EXERCISE GOAL.
Copy every line of the items below character for character, keeping their order and line breaks unchanged.

>>>>

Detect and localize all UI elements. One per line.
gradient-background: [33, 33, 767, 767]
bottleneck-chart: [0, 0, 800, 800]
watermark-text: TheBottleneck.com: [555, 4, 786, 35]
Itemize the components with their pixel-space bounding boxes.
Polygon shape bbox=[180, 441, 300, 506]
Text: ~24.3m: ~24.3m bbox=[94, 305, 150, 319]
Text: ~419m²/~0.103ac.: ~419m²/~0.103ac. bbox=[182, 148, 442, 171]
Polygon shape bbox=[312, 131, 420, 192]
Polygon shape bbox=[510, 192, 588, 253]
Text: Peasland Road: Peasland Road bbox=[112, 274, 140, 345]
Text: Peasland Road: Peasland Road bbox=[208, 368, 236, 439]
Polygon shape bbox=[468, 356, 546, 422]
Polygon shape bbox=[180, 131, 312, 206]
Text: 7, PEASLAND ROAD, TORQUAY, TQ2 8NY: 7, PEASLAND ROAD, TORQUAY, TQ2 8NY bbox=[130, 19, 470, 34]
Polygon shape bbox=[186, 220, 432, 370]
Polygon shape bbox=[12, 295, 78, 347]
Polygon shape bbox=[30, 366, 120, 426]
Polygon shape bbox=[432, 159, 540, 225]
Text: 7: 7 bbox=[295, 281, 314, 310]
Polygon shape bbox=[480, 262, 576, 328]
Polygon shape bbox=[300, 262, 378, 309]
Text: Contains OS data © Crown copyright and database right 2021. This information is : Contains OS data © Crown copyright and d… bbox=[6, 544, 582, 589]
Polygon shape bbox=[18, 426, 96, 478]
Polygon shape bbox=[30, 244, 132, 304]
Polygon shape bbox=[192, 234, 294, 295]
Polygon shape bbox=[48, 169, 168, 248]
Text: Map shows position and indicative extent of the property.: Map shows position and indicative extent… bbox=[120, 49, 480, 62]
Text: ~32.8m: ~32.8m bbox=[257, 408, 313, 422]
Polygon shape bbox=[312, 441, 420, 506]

<<<<

SOLVED PROBLEM.
Detect and localize all UI elements. One per line.
gradient-background: [33, 33, 767, 767]
bottleneck-chart: [0, 0, 800, 800]
watermark-text: TheBottleneck.com: [555, 4, 786, 35]
Itemize the components with their pixel-space bounding boxes.
Polygon shape bbox=[180, 441, 300, 506]
Text: ~24.3m: ~24.3m bbox=[94, 305, 150, 319]
Text: ~419m²/~0.103ac.: ~419m²/~0.103ac. bbox=[182, 148, 442, 171]
Polygon shape bbox=[312, 131, 420, 192]
Polygon shape bbox=[510, 192, 588, 253]
Text: Peasland Road: Peasland Road bbox=[112, 274, 140, 345]
Text: Peasland Road: Peasland Road bbox=[208, 368, 236, 439]
Polygon shape bbox=[468, 356, 546, 422]
Polygon shape bbox=[180, 131, 312, 206]
Text: 7, PEASLAND ROAD, TORQUAY, TQ2 8NY: 7, PEASLAND ROAD, TORQUAY, TQ2 8NY bbox=[130, 19, 470, 34]
Polygon shape bbox=[186, 220, 432, 370]
Polygon shape bbox=[12, 295, 78, 347]
Polygon shape bbox=[30, 366, 120, 426]
Polygon shape bbox=[432, 159, 540, 225]
Text: 7: 7 bbox=[295, 281, 314, 310]
Polygon shape bbox=[480, 262, 576, 328]
Polygon shape bbox=[300, 262, 378, 309]
Text: Contains OS data © Crown copyright and database right 2021. This information is : Contains OS data © Crown copyright and d… bbox=[6, 544, 582, 589]
Polygon shape bbox=[18, 426, 96, 478]
Polygon shape bbox=[30, 244, 132, 304]
Polygon shape bbox=[192, 234, 294, 295]
Polygon shape bbox=[48, 169, 168, 248]
Text: Map shows position and indicative extent of the property.: Map shows position and indicative extent… bbox=[120, 49, 480, 62]
Text: ~32.8m: ~32.8m bbox=[257, 408, 313, 422]
Polygon shape bbox=[312, 441, 420, 506]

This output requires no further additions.